==== MATERIAL PROVIDED
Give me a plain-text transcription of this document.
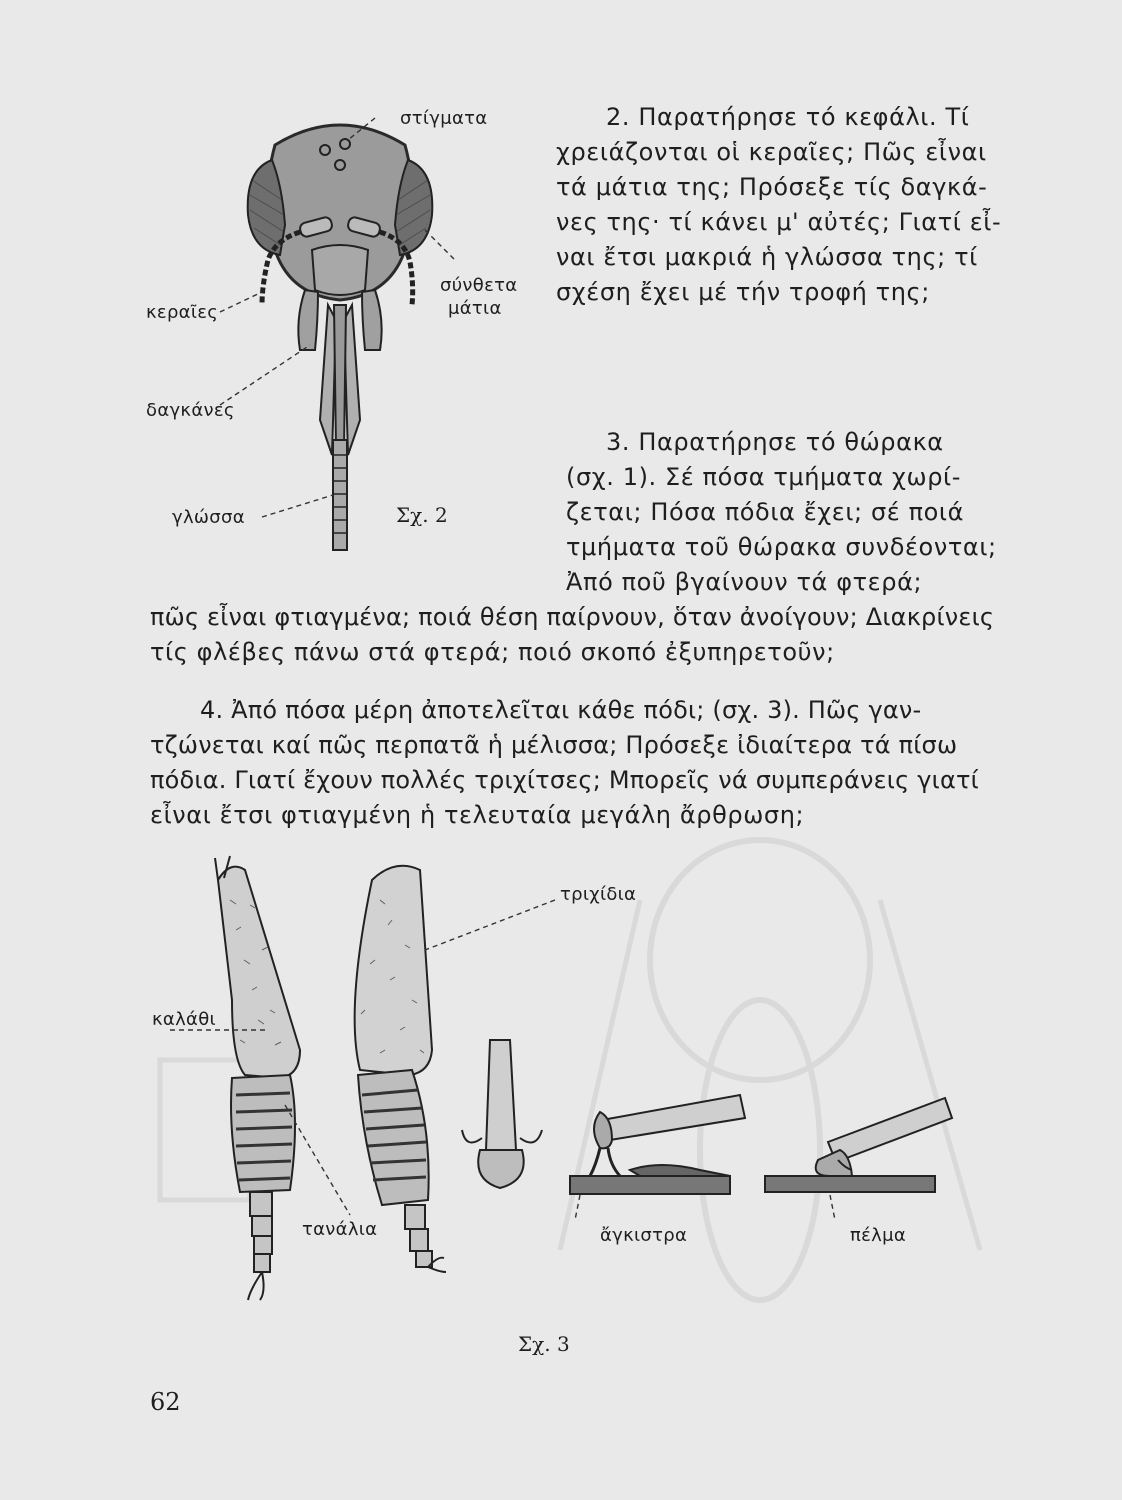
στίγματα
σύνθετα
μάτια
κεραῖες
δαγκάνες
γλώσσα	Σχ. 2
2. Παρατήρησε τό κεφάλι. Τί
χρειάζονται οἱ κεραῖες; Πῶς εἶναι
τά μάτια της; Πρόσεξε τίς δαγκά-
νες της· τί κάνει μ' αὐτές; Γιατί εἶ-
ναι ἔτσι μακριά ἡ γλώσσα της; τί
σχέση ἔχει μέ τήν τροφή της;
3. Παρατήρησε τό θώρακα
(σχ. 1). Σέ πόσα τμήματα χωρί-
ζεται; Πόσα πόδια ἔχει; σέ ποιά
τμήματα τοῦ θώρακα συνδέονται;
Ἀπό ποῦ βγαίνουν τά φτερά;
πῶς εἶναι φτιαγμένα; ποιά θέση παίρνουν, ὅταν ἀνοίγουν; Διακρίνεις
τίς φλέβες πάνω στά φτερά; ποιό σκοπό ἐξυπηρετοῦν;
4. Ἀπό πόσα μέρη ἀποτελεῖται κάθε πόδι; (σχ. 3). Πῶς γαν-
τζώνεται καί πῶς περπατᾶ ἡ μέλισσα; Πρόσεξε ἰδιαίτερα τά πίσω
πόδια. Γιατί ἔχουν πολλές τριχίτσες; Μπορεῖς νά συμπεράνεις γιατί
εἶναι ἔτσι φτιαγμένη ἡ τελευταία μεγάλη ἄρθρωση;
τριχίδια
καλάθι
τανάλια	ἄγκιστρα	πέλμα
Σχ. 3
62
========
==== MATERIAL PROVIDED
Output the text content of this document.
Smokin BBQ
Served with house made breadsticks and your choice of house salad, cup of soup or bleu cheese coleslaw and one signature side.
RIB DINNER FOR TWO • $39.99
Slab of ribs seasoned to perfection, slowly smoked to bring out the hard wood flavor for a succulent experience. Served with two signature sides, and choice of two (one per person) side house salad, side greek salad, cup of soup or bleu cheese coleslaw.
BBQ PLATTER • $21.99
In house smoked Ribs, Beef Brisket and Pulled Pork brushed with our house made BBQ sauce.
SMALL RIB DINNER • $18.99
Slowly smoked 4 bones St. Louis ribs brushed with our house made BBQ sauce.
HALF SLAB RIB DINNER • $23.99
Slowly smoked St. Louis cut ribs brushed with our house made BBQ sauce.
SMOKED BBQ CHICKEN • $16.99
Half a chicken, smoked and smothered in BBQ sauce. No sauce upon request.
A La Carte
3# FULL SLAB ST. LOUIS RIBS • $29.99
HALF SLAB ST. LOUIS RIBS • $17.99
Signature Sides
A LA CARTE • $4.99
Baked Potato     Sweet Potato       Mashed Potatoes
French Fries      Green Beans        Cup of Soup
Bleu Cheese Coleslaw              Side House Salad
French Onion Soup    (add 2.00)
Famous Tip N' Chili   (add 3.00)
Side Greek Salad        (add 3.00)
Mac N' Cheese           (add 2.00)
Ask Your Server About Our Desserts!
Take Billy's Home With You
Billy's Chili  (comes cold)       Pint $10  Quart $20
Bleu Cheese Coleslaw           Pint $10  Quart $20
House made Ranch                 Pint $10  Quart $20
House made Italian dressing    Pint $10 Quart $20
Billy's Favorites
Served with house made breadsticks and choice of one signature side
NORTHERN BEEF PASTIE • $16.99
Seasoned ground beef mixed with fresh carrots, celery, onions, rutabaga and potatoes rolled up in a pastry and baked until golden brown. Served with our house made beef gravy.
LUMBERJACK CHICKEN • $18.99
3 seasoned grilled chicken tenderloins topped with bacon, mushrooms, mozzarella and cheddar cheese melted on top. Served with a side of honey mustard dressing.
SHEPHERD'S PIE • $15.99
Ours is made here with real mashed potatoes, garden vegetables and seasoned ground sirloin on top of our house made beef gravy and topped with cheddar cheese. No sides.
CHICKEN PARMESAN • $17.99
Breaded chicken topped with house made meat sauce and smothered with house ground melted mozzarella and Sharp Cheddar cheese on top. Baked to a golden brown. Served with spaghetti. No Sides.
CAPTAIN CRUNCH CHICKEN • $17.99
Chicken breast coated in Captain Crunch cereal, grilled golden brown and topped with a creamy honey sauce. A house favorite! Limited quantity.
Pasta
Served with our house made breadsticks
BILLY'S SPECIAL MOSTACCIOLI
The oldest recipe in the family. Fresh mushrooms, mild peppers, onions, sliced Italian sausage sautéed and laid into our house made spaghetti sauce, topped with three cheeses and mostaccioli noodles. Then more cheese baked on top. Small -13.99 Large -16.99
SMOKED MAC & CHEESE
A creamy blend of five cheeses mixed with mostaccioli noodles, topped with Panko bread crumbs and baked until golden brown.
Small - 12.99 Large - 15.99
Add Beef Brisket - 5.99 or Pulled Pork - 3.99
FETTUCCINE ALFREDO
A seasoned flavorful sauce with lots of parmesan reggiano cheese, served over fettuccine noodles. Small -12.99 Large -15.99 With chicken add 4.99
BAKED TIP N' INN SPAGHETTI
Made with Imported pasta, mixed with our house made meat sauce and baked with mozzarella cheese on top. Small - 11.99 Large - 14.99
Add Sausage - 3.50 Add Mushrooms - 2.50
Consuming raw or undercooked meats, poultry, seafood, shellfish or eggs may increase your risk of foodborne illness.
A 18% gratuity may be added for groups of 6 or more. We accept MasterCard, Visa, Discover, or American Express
========
WHAT NEEDS TO BE DONE: Look over the listing above. Pick out and copy every line that includes "DINNER".

EXPECTED ANSWER:
RIB DINNER FOR TWO • $39.99
SMALL RIB DINNER • $18.99
HALF SLAB RIB DINNER • $23.99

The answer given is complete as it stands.